__TASK REQUIREMENTS__. Pick out every line in the entries below that contains the string "rest", and copy each of those lines. Case counts.

Start of DATA FOR THIS TASK

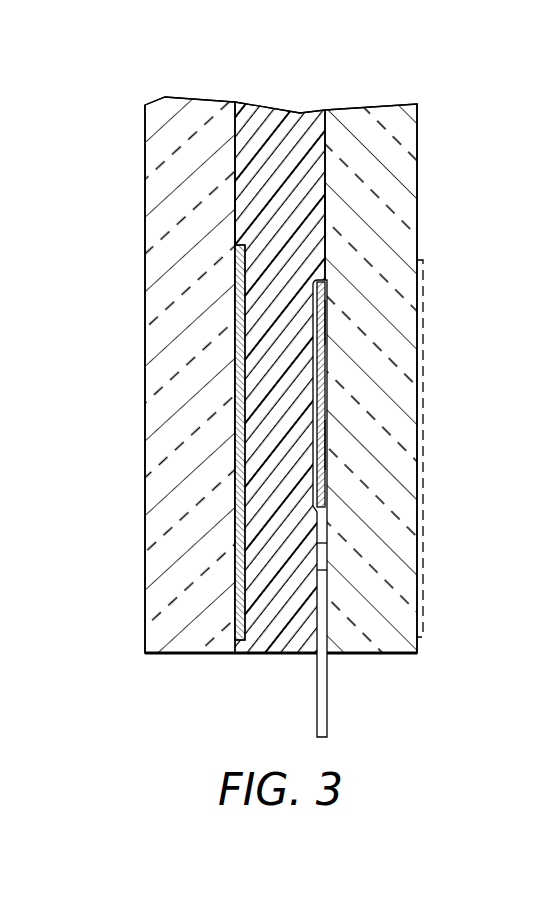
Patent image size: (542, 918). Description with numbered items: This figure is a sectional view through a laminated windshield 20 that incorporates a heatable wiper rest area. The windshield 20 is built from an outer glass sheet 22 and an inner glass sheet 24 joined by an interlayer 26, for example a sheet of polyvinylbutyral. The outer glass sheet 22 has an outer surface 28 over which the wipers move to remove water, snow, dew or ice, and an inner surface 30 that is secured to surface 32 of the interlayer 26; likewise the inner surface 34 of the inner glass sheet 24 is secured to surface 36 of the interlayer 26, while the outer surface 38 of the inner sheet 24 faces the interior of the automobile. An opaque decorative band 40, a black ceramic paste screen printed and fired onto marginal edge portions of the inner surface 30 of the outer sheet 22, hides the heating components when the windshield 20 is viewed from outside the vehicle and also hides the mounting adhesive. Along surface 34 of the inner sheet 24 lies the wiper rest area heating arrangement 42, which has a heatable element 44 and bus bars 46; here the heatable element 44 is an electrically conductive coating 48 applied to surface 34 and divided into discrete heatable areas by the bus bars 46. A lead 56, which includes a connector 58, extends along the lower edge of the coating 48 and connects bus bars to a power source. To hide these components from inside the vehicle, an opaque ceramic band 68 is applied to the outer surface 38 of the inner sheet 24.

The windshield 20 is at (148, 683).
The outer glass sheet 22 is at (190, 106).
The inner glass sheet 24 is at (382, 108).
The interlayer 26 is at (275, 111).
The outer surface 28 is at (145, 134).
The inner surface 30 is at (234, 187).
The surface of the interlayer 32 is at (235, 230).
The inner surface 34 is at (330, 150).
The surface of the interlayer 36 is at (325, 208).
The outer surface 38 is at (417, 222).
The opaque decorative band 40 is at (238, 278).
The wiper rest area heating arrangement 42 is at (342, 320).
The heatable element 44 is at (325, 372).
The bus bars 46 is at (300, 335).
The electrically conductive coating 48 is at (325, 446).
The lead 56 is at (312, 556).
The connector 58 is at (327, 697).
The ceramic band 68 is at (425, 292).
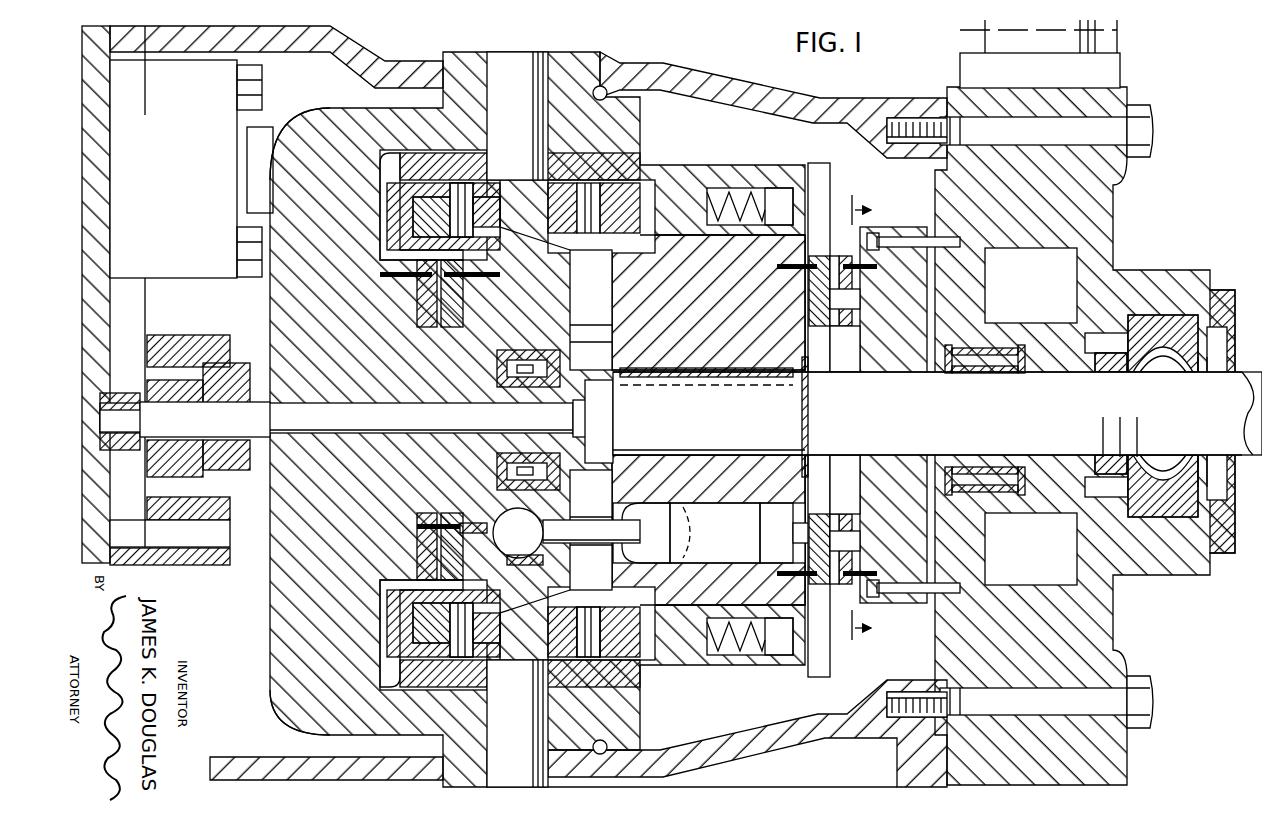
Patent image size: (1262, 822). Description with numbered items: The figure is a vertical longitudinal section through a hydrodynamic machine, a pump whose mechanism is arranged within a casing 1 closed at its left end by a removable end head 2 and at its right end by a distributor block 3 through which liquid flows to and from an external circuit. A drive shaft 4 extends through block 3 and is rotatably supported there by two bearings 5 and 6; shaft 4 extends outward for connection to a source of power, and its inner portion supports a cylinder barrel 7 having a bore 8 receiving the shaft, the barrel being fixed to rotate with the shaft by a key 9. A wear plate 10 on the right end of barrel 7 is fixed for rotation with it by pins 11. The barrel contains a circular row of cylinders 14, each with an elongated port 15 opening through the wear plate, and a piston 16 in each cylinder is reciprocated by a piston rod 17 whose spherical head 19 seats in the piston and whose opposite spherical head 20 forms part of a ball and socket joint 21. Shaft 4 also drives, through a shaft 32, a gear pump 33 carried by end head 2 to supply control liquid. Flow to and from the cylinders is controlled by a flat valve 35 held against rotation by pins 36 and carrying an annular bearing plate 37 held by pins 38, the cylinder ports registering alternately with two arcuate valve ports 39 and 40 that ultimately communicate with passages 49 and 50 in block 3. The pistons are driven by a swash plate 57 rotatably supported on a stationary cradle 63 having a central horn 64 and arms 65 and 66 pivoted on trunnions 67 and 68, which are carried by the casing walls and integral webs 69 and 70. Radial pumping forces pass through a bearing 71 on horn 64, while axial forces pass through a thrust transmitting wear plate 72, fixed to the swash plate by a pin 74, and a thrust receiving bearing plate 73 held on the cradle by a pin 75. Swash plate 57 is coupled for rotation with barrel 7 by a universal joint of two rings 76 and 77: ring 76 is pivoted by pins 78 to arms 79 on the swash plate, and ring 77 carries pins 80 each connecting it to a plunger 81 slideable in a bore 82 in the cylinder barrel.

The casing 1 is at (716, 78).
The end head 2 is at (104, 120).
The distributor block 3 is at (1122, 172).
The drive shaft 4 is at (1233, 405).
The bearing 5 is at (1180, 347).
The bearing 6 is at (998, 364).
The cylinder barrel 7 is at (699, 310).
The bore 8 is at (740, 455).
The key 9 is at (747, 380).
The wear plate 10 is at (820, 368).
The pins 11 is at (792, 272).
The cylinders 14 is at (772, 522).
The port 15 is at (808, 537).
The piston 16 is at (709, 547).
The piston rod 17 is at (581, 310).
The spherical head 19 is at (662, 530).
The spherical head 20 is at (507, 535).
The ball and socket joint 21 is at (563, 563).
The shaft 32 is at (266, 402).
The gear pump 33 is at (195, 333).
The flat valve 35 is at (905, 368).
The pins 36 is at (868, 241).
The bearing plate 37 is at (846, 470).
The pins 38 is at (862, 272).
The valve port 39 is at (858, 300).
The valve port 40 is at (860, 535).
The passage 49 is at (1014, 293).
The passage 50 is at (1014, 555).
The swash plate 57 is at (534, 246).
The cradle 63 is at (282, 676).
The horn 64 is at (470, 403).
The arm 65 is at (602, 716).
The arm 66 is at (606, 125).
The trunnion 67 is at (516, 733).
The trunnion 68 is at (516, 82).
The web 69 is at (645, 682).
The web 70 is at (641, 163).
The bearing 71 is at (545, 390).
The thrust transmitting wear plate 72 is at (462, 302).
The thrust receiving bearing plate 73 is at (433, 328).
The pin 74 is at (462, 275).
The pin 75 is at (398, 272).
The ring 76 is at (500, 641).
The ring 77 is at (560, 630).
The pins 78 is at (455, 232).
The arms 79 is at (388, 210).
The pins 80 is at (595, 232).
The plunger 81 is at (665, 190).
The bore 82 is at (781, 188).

End of DATA FOR THIS TASK

__SOLUTION FOR THIS PROBLEM__.
Patent image size: (542, 918). Description with numbered items: This figure is a sectional view through a laminated windshield 20 that incorporates a heatable wiper rest area. The windshield 20 is built from an outer glass sheet 22 and an inner glass sheet 24 joined by an interlayer 26, for example a sheet of polyvinylbutyral. The outer glass sheet 22 has an outer surface 28 over which the wipers move to remove water, snow, dew or ice, and an inner surface 30 that is secured to surface 32 of the interlayer 26; likewise the inner surface 34 of the inner glass sheet 24 is secured to surface 36 of the interlayer 26, while the outer surface 38 of the inner sheet 24 faces the interior of the automobile. An opaque decorative band 40, a black ceramic paste screen printed and fired onto marginal edge portions of the inner surface 30 of the outer sheet 22, hides the heating components when the windshield 20 is viewed from outside the vehicle and also hides the mounting adhesive. Along surface 34 of the inner sheet 24 lies the wiper rest area heating arrangement 42, which has a heatable element 44 and bus bars 46; here the heatable element 44 is an electrically conductive coating 48 applied to surface 34 and divided into discrete heatable areas by the bus bars 46. A lead 56, which includes a connector 58, extends along the lower edge of the coating 48 and connects bus bars to a power source. To hide these components from inside the vehicle, an opaque ceramic band 68 is applied to the outer surface 38 of the inner sheet 24.
The wiper rest area heating arrangement 42 is at (342, 320).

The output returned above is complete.